# Entries supplied
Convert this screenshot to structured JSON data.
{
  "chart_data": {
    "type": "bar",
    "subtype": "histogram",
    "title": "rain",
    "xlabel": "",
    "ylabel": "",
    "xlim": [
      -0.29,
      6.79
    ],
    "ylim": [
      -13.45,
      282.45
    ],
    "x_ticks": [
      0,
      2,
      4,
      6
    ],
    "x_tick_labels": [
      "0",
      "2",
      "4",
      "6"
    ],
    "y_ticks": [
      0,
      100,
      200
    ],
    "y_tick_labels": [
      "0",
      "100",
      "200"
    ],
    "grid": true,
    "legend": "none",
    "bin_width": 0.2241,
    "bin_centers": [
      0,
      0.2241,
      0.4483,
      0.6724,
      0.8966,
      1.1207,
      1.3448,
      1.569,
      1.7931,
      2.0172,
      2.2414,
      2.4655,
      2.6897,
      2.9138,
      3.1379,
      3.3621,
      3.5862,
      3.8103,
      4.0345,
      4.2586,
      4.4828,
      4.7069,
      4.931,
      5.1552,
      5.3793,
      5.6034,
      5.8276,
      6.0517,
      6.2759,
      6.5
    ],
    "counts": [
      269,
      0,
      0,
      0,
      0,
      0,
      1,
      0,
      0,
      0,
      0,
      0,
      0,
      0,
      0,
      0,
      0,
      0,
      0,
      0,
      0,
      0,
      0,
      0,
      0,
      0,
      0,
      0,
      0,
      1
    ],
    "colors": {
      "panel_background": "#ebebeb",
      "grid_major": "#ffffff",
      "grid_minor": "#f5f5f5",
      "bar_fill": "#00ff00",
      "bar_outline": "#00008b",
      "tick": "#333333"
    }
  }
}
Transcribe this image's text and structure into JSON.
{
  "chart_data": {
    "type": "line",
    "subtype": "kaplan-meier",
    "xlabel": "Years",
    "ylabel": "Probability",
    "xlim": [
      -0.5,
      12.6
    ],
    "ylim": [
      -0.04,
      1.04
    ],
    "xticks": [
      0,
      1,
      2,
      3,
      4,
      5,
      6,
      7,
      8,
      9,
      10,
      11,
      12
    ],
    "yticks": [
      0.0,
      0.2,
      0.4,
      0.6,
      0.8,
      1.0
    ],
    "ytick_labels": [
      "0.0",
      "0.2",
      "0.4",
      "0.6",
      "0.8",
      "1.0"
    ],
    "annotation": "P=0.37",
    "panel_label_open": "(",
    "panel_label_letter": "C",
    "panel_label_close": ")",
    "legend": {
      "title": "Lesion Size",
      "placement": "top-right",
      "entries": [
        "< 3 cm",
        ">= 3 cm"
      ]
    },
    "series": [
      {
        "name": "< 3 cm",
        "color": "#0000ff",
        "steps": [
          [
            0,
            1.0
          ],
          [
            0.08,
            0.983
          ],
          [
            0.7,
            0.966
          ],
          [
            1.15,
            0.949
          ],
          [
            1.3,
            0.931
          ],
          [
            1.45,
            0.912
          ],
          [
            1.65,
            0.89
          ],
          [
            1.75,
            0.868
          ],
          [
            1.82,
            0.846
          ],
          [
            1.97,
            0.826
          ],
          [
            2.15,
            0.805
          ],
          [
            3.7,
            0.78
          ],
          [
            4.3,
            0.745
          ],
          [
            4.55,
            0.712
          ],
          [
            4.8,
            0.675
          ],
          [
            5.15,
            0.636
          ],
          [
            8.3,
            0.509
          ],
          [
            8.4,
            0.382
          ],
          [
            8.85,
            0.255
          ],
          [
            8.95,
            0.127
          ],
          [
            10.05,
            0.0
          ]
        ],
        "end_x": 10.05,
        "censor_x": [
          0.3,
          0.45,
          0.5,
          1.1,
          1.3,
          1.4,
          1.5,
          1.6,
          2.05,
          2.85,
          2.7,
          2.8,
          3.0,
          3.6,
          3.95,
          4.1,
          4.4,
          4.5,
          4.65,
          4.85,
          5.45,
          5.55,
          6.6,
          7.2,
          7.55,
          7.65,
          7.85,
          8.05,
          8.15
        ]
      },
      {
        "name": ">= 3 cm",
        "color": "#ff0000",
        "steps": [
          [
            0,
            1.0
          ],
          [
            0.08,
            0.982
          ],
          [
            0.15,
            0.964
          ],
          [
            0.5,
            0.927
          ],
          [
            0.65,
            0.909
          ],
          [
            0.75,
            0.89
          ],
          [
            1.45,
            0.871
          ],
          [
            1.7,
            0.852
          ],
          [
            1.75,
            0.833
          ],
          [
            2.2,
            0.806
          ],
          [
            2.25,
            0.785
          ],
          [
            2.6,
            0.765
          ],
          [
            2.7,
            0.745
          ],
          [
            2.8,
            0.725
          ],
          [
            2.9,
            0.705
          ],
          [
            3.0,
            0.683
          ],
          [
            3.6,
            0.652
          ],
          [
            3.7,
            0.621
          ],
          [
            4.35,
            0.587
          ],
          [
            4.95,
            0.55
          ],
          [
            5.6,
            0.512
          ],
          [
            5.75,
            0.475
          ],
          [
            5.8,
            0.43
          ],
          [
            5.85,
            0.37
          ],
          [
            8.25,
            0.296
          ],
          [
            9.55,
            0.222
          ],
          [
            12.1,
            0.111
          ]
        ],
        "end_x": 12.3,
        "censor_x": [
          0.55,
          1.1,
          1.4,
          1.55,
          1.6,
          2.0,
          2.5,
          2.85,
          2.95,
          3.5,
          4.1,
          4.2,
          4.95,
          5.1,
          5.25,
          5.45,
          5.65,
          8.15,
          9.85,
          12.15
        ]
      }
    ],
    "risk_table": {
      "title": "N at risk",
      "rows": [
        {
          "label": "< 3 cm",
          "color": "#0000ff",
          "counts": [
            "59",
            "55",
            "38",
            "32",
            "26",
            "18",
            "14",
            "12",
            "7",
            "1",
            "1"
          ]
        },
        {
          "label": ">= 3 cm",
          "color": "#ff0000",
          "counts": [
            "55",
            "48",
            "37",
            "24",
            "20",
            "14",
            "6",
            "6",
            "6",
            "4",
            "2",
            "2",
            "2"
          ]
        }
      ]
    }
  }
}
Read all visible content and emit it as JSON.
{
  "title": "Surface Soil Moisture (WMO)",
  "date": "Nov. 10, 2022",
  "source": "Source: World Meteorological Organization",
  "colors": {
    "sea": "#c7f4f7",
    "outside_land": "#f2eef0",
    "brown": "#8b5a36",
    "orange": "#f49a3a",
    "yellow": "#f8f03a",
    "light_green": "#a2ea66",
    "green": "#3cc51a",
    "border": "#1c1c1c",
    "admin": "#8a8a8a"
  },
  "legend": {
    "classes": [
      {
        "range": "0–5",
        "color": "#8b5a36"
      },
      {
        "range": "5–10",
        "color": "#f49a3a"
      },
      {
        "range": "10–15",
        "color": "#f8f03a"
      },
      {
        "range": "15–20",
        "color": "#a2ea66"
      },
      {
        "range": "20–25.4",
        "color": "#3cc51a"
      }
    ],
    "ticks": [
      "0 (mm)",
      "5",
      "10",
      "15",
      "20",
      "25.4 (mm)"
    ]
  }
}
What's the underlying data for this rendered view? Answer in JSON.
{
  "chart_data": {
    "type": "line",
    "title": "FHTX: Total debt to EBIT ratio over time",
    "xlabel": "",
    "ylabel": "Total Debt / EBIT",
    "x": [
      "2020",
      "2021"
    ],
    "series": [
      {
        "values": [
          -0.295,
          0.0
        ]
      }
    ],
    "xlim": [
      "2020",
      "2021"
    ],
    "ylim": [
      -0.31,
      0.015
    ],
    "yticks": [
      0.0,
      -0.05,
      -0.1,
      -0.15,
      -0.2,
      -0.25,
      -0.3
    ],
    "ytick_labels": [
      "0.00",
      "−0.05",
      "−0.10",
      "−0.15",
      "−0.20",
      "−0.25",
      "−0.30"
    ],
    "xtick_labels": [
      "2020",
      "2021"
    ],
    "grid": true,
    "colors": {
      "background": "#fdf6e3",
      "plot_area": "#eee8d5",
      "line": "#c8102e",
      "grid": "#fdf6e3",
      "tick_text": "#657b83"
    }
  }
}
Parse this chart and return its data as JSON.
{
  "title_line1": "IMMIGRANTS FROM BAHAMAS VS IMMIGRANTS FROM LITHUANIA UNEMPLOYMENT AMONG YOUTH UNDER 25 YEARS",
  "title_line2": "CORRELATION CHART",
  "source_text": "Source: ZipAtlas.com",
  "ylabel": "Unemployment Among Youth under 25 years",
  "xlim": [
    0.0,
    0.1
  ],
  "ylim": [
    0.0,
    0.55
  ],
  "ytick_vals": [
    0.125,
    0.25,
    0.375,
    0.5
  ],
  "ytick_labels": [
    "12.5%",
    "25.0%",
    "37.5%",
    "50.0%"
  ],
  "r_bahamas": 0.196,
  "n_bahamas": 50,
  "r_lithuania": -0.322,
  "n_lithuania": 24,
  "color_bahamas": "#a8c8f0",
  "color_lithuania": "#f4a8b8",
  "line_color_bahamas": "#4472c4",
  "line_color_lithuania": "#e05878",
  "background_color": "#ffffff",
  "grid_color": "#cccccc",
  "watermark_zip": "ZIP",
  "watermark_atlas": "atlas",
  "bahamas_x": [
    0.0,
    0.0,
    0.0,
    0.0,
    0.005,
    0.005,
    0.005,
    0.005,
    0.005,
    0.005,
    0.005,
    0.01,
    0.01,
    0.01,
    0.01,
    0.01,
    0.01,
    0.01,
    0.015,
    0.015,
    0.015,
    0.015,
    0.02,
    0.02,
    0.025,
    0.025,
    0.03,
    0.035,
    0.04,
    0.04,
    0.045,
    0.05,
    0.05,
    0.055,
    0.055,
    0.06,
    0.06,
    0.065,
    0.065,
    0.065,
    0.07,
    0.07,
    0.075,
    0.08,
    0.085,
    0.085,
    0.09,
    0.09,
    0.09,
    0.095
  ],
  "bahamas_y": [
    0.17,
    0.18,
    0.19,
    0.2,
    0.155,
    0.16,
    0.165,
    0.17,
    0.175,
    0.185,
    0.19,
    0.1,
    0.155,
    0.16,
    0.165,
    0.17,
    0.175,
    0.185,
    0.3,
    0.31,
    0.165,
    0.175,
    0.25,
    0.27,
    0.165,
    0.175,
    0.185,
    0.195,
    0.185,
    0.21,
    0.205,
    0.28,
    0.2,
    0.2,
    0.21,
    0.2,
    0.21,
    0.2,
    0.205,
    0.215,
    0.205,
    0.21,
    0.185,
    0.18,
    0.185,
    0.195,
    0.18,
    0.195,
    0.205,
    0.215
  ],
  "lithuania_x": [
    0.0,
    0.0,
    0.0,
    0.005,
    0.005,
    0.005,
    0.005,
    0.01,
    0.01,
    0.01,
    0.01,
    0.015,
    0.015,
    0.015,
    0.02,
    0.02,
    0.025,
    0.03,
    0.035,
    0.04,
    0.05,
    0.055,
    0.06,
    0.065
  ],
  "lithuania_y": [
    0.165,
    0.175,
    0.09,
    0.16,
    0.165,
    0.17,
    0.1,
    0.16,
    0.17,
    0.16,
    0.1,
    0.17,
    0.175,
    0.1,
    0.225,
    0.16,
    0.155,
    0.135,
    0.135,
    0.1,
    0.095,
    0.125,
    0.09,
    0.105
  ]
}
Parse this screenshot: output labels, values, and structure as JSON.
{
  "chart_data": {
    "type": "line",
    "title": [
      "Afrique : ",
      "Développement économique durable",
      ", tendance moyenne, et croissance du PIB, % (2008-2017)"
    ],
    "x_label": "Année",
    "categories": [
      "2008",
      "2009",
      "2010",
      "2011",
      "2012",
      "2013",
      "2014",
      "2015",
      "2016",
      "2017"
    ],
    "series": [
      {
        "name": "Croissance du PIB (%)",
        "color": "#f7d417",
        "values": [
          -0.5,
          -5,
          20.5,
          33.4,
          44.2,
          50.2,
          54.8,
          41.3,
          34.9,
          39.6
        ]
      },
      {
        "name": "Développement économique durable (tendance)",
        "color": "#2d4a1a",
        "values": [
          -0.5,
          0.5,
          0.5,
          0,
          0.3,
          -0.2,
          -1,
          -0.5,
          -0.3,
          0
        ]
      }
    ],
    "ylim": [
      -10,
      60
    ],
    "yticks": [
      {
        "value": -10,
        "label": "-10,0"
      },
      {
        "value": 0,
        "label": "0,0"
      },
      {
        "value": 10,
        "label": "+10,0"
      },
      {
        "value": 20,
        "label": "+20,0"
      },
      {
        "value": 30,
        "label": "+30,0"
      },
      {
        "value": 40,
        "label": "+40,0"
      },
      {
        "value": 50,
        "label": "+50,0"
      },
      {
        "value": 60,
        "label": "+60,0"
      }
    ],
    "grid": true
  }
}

# What the exercise asks
Answer with one number only: how many lines above contain the word "ylabel".

# Exercise output
4